--- Begin Provided entries ---
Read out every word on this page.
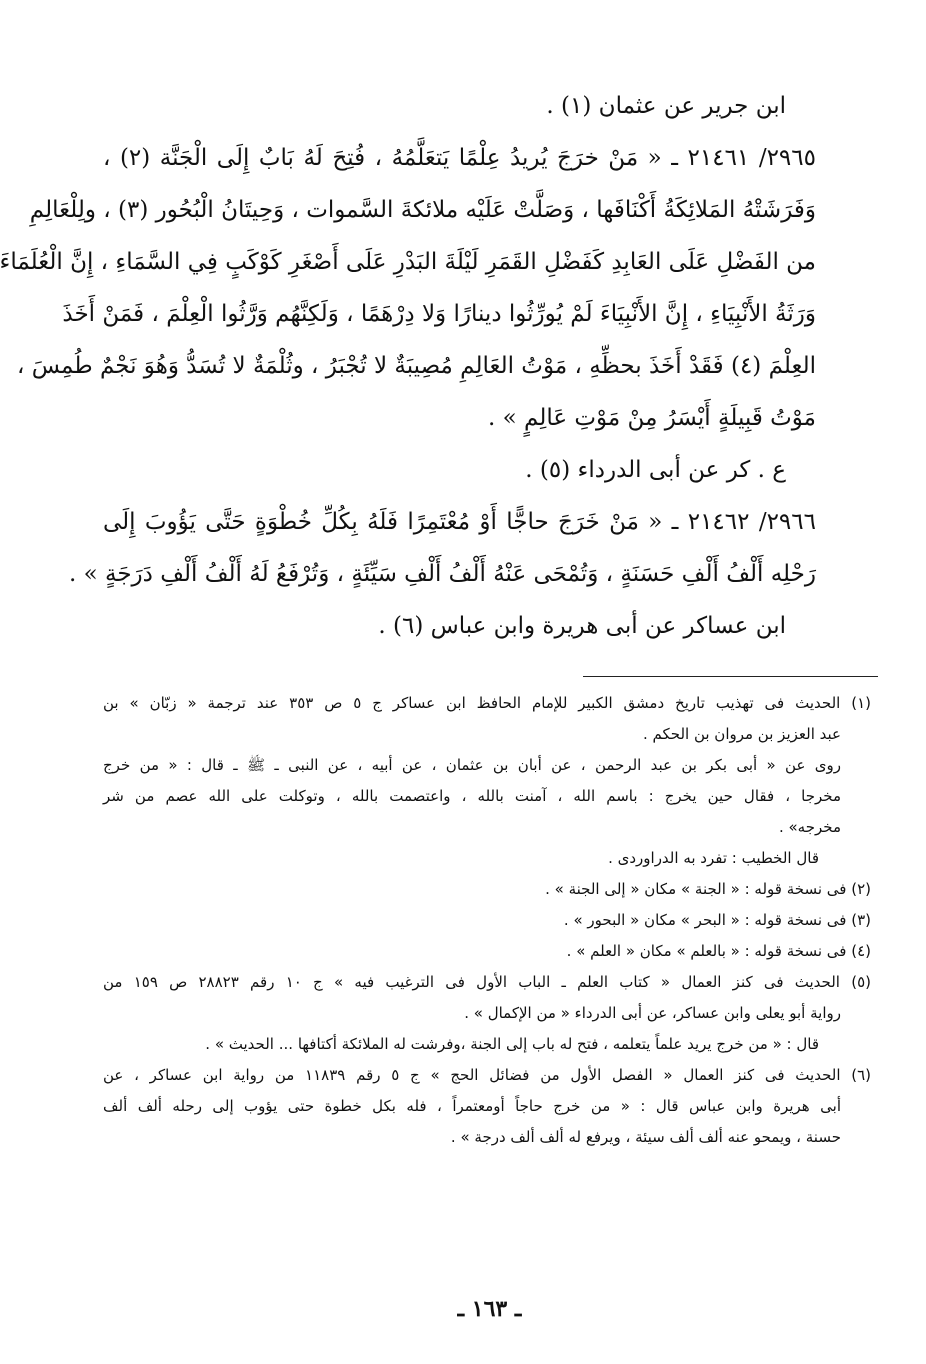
ابن جرير عن عثمان (١) .
٢٩٦٥/ ٢١٤٦١ ـ « مَنْ خرَجَ يُريدُ عِلْمًا يَتعَلَّمُهُ ، فُتِحَ لَهُ بَابٌ إِلَى الْجَنَّة (٢) ،
وَفَرَشَتْهُ المَلائِكَةُ أَكْنَافَها ، وَصَلَّتْ عَلَيْه ملائكةَ السَّموات ، وَحِيتَانُ الْبُحُور (٣) ، ولِلْعَالِمِ
من الفَضْلِ عَلَى العَابِدِ كَفَضْلِ القَمَرِ لَيْلَةَ البَدْرِ عَلَى أَصْغَرِ كَوْكَبٍ فِي السَّمَاءِ ، إِنَّ الْعُلَمَاءَ
وَرَثَةُ الأَنْبِيَاءِ ، إِنَّ الأَنْبِيَاءَ لَمْ يُورِّثُوا دينارًا وَلا دِرْهَمًا ، وَلَكِنَّهُم وَرَّثُوا الْعِلْمَ ، فَمَنْ أَخَذَ
العِلْمَ (٤) فَقَدْ أَخَذَ بحظِّهِ ، مَوْتُ العَالِمِ مُصِيبَةٌ لا تُجْبَرُ ، وثُلْمَةٌ لا تُسَدُّ وَهُوَ نَجْمٌ طُمِسَ ،
مَوْتُ قَبِيلَةٍ أَيْسَرُ مِنْ مَوْتِ عَالِمٍ » .
ع . كر عن أبى الدرداء (٥) .
٢٩٦٦/ ٢١٤٦٢ ـ « مَنْ خَرَجَ حاجًّا أَوْ مُعْتَمِرًا فَلَهُ بِكُلِّ خُطْوَةٍ حَتَّى يَؤُوبَ إِلَى
رَحْلِه أَلْفُ أَلْفِ حَسَنَةٍ ، وَتُمْحَى عَنْهُ أَلْفُ أَلْفِ سَيِّئَةٍ ، وَتُرْفَعُ لَهُ أَلْفُ أَلْفِ دَرَجَةٍ » .
ابن عساكر عن أبى هريرة وابن عباس (٦) .
(١) الحديث فى تهذيب تاريخ دمشق الكبير للإمام الحافظ ابن عساكر ج ٥ ص ٣٥٣ عند ترجمة « زبّان » بن
عبد العزيز بن مروان بن الحكم .
روى عن « أبى بكر بن عبد الرحمن ، عن أبان بن عثمان ، عن أبيه ، عن النبى ـ ﷺ ـ قال : « من خرج
مخرجا ، فقال حين يخرج : باسم الله ، آمنت بالله ، واعتصمت بالله ، وتوكلت على الله عصم من شر
مخرجه» .
قال الخطيب : تفرد به الدراوردى .
(٢) فى نسخة قوله : « الجنة » مكان « إلى الجنة » .
(٣) فى نسخة قوله : « البحر » مكان « البحور » .
(٤) فى نسخة قوله : « بالعلم » مكان « العلم » .
(٥) الحديث فى كنز العمال « كتاب العلم ـ الباب الأول فى الترغيب فيه » ج ١٠ رقم ٢٨٨٢٣ ص ١٥٩ من
رواية أبو يعلى وابن عساكر، عن أبى الدرداء « من الإكمال » .
قال : « من خرج يريد علماً يتعلمه ، فتح له باب إلى الجنة ،وفرشت له الملائكة أكتافها ... الحديث » .
(٦) الحديث فى كنز العمال « الفصل الأول من فضائل الحج » ج ٥ رقم ١١٨٣٩ من رواية ابن عساكر ، عن
أبى هريرة وابن عباس قال : « من خرج حاجاً أومعتمراً ، فله بكل خطوة حتى يؤوب إلى رحله ألف ألف
حسنة ، ويمحو عنه ألف ألف سيئة ، ويرفع له ألف ألف درجة » .
ـ ١٦٣ ـ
--- End Provided entries ---
→ Given problem: Write out again every line above exactly as given; the pictures do not belong in the copy.

→ Output below:
Read out every word on this page.
ابن جرير عن عثمان (١) .
٢٩٦٥/ ٢١٤٦١ ـ « مَنْ خرَجَ يُريدُ عِلْمًا يَتعَلَّمُهُ ، فُتِحَ لَهُ بَابٌ إِلَى الْجَنَّة (٢) ،
وَفَرَشَتْهُ المَلائِكَةُ أَكْنَافَها ، وَصَلَّتْ عَلَيْه ملائكةَ السَّموات ، وَحِيتَانُ الْبُحُور (٣) ، ولِلْعَالِمِ
من الفَضْلِ عَلَى العَابِدِ كَفَضْلِ القَمَرِ لَيْلَةَ البَدْرِ عَلَى أَصْغَرِ كَوْكَبٍ فِي السَّمَاءِ ، إِنَّ الْعُلَمَاءَ
وَرَثَةُ الأَنْبِيَاءِ ، إِنَّ الأَنْبِيَاءَ لَمْ يُورِّثُوا دينارًا وَلا دِرْهَمًا ، وَلَكِنَّهُم وَرَّثُوا الْعِلْمَ ، فَمَنْ أَخَذَ
العِلْمَ (٤) فَقَدْ أَخَذَ بحظِّهِ ، مَوْتُ العَالِمِ مُصِيبَةٌ لا تُجْبَرُ ، وثُلْمَةٌ لا تُسَدُّ وَهُوَ نَجْمٌ طُمِسَ ،
مَوْتُ قَبِيلَةٍ أَيْسَرُ مِنْ مَوْتِ عَالِمٍ » .
ع . كر عن أبى الدرداء (٥) .
٢٩٦٦/ ٢١٤٦٢ ـ « مَنْ خَرَجَ حاجًّا أَوْ مُعْتَمِرًا فَلَهُ بِكُلِّ خُطْوَةٍ حَتَّى يَؤُوبَ إِلَى
رَحْلِه أَلْفُ أَلْفِ حَسَنَةٍ ، وَتُمْحَى عَنْهُ أَلْفُ أَلْفِ سَيِّئَةٍ ، وَتُرْفَعُ لَهُ أَلْفُ أَلْفِ دَرَجَةٍ » .
ابن عساكر عن أبى هريرة وابن عباس (٦) .
(١) الحديث فى تهذيب تاريخ دمشق الكبير للإمام الحافظ ابن عساكر ج ٥ ص ٣٥٣ عند ترجمة « زبّان » بن
عبد العزيز بن مروان بن الحكم .
روى عن « أبى بكر بن عبد الرحمن ، عن أبان بن عثمان ، عن أبيه ، عن النبى ـ ﷺ ـ قال : « من خرج
مخرجا ، فقال حين يخرج : باسم الله ، آمنت بالله ، واعتصمت بالله ، وتوكلت على الله عصم من شر
مخرجه» .
قال الخطيب : تفرد به الدراوردى .
(٢) فى نسخة قوله : « الجنة » مكان « إلى الجنة » .
(٣) فى نسخة قوله : « البحر » مكان « البحور » .
(٤) فى نسخة قوله : « بالعلم » مكان « العلم » .
(٥) الحديث فى كنز العمال « كتاب العلم ـ الباب الأول فى الترغيب فيه » ج ١٠ رقم ٢٨٨٢٣ ص ١٥٩ من
رواية أبو يعلى وابن عساكر، عن أبى الدرداء « من الإكمال » .
قال : « من خرج يريد علماً يتعلمه ، فتح له باب إلى الجنة ،وفرشت له الملائكة أكتافها ... الحديث » .
(٦) الحديث فى كنز العمال « الفصل الأول من فضائل الحج » ج ٥ رقم ١١٨٣٩ من رواية ابن عساكر ، عن
أبى هريرة وابن عباس قال : « من خرج حاجاً أومعتمراً ، فله بكل خطوة حتى يؤوب إلى رحله ألف ألف
حسنة ، ويمحو عنه ألف ألف سيئة ، ويرفع له ألف ألف درجة » .
ـ ١٦٣ ـ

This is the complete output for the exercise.